* [TASK GOAL]: Look through the records below and give the number of lines holding the string "正定县委党校", nothing more.
^^^^
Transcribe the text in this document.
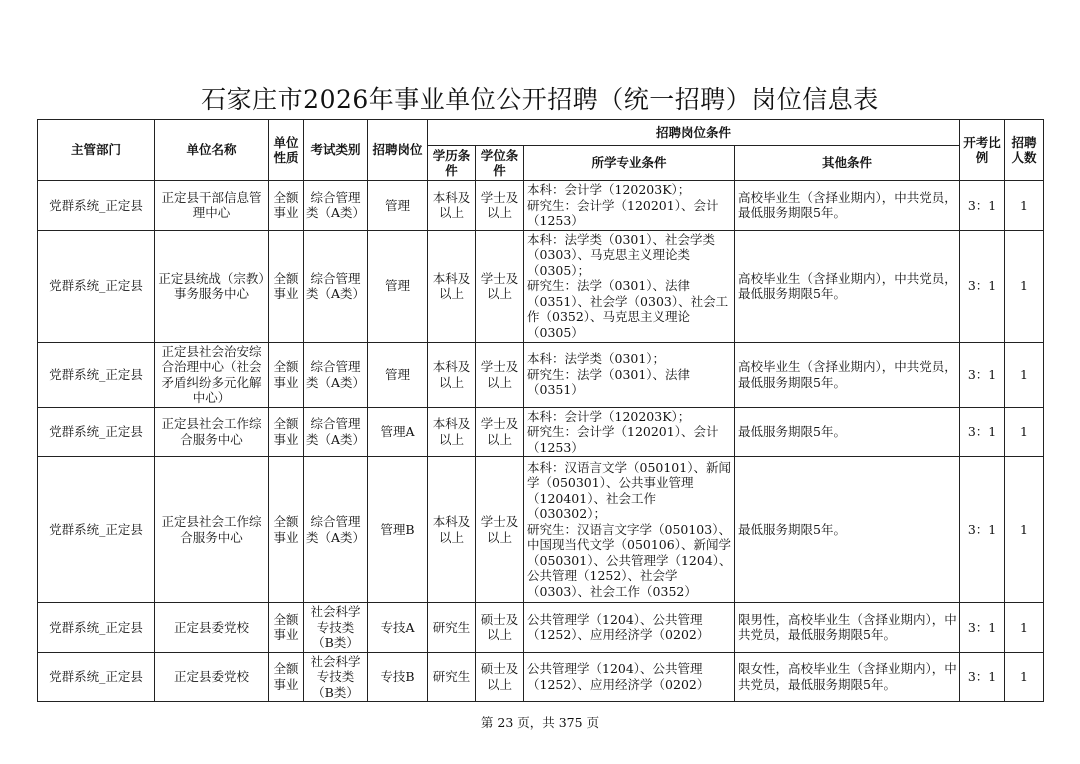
石家庄市2026年事业单位公开招聘（统一招聘）岗位信息表
主管部门	单位名称	单位性质	考试类别	招聘岗位	招聘岗位条件				开考比例	招聘人数
					学历条件	学位条件	所学专业条件	其他条件		
党群系统_正定县	正定县干部信息管理中心	全额事业	综合管理类（A类）	管理	本科及以上	学士及以上	本科：会计学（120203K）；
研究生：会计学（120201）、会计（1253）	高校毕业生（含择业期内），中共党员，最低服务期限5年。	3：1	1
党群系统_正定县	正定县统战（宗教）事务服务中心	全额事业	综合管理类（A类）	管理	本科及以上	学士及以上	本科：法学类（0301）、社会学类（0303）、马克思主义理论类（0305）；
研究生：法学（0301）、法律（0351）、社会学（0303）、社会工作（0352）、马克思主义理论（0305）	高校毕业生（含择业期内），中共党员，最低服务期限5年。	3：1	1
党群系统_正定县	正定县社会治安综合治理中心（社会矛盾纠纷多元化解中心）	全额事业	综合管理类（A类）	管理	本科及以上	学士及以上	本科：法学类（0301）；
研究生：法学（0301）、法律（0351）	高校毕业生（含择业期内），中共党员，最低服务期限5年。	3：1	1
党群系统_正定县	正定县社会工作综合服务中心	全额事业	综合管理类（A类）	管理A	本科及以上	学士及以上	本科：会计学（120203K）；
研究生：会计学（120201）、会计（1253）	最低服务期限5年。	3：1	1
党群系统_正定县	正定县社会工作综合服务中心	全额事业	综合管理类（A类）	管理B	本科及以上	学士及以上	本科：汉语言文学（050101）、新闻学（050301）、公共事业管理（120401）、社会工作（030302）；
研究生：汉语言文字学（050103）、中国现当代文学（050106）、新闻学（050301）、公共管理学（1204）、公共管理（1252）、社会学（0303）、社会工作（0352）	最低服务期限5年。	3：1	1
党群系统_正定县	正定县委党校	全额事业	社会科学专技类（B类）	专技A	研究生	硕士及以上	公共管理学（1204）、公共管理（1252）、应用经济学（0202）	限男性，高校毕业生（含择业期内），中共党员，最低服务期限5年。	3：1	1
党群系统_正定县	正定县委党校	全额事业	社会科学专技类（B类）	专技B	研究生	硕士及以上	公共管理学（1204）、公共管理（1252）、应用经济学（0202）	限女性，高校毕业生（含择业期内），中共党员，最低服务期限5年。	3：1	1
第 23 页，共 375 页
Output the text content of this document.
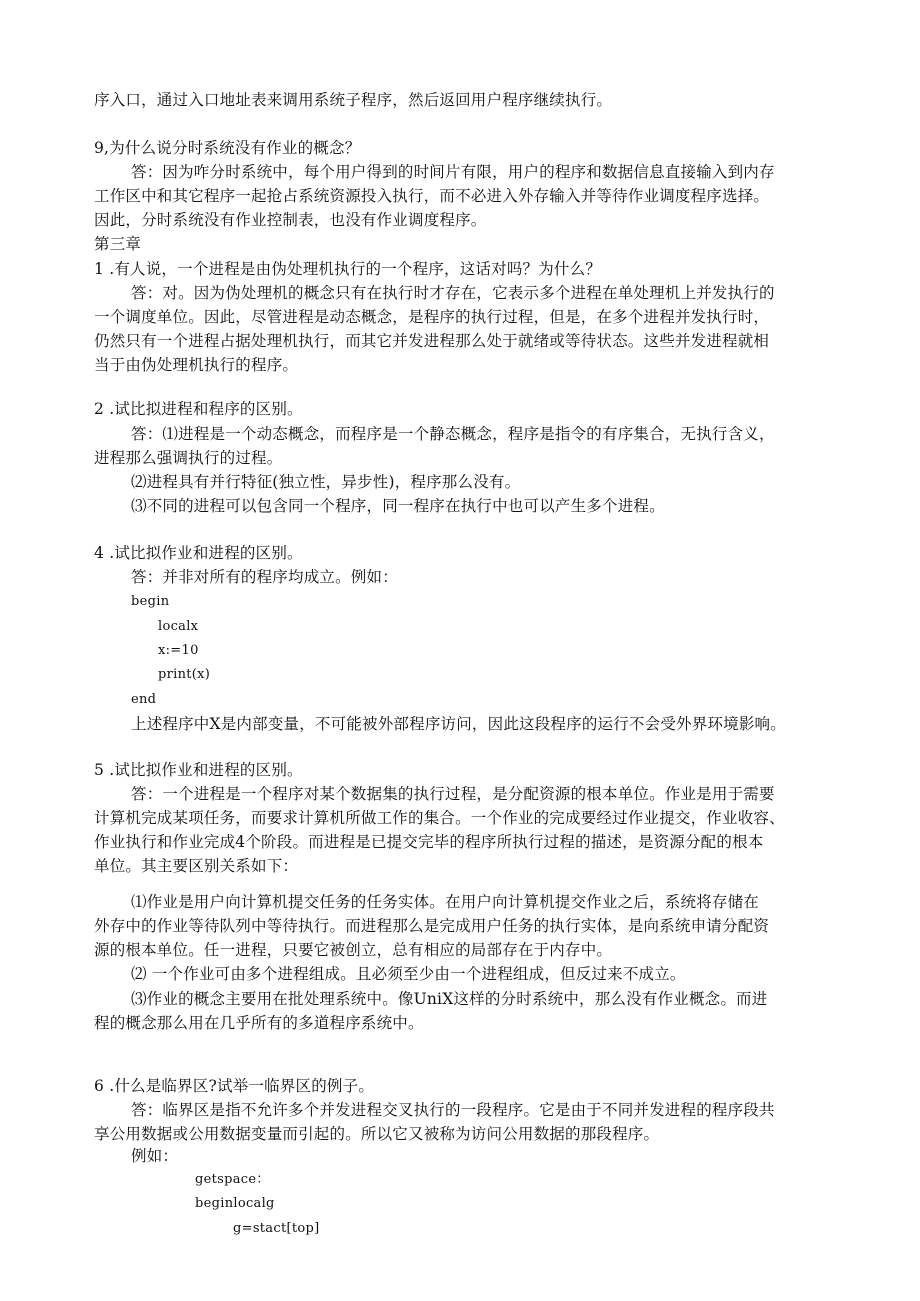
序入口，通过入口地址表来调用系统子程序，然后返回用户程序继续执行。
9,为什么说分时系统没有作业的概念？
答：因为咋分时系统中，每个用户得到的时间片有限，用户的程序和数据信息直接输入到内存
工作区中和其它程序一起抢占系统资源投入执行，而不必进入外存输入并等待作业调度程序选择。
因此，分时系统没有作业控制表，也没有作业调度程序。
第三章
1 .有人说，一个进程是由伪处理机执行的一个程序，这话对吗？为什么？
答：对。因为伪处理机的概念只有在执行时才存在，它表示多个进程在单处理机上并发执行的
一个调度单位。因此，尽管进程是动态概念，是程序的执行过程，但是，在多个进程并发执行时，
仍然只有一个进程占据处理机执行，而其它并发进程那么处于就绪或等待状态。这些并发进程就相
当于由伪处理机执行的程序。
2 .试比拟进程和程序的区别。
答：⑴进程是一个动态概念，而程序是一个静态概念，程序是指令的有序集合，无执行含义，
进程那么强调执行的过程。
⑵进程具有并行特征(独立性，异步性)，程序那么没有。
⑶不同的进程可以包含同一个程序，同一程序在执行中也可以产生多个进程。
4 .试比拟作业和进程的区别。
答：并非对所有的程序均成立。例如：
begin
localx
x:=10
print(x)
end
上述程序中X是内部变量，不可能被外部程序访问，因此这段程序的运行不会受外界环境影响。
5 .试比拟作业和进程的区别。
答：一个进程是一个程序对某个数据集的执行过程，是分配资源的根本单位。作业是用于需要
计算机完成某项任务，而要求计算机所做工作的集合。一个作业的完成要经过作业提交，作业收容、
作业执行和作业完成4个阶段。而进程是已提交完毕的程序所执行过程的描述，是资源分配的根本
单位。其主要区别关系如下：
⑴作业是用户向计算机提交任务的任务实体。在用户向计算机提交作业之后，系统将存储在
外存中的作业等待队列中等待执行。而进程那么是完成用户任务的执行实体，是向系统申请分配资
源的根本单位。任一进程，只要它被创立，总有相应的局部存在于内存中。
⑵ 一个作业可由多个进程组成。且必须至少由一个进程组成，但反过来不成立。
⑶作业的概念主要用在批处理系统中。像UniX这样的分时系统中，那么没有作业概念。而进
程的概念那么用在几乎所有的多道程序系统中。
6 .什么是临界区?试举一临界区的例子。
答：临界区是指不允许多个并发进程交叉执行的一段程序。它是由于不同并发进程的程序段共
享公用数据或公用数据变量而引起的。所以它又被称为访问公用数据的那段程序。
例如：
getspace：
beginlocalg
g=stact[top]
^^^^
* [RESULT OF THE TASK]: 2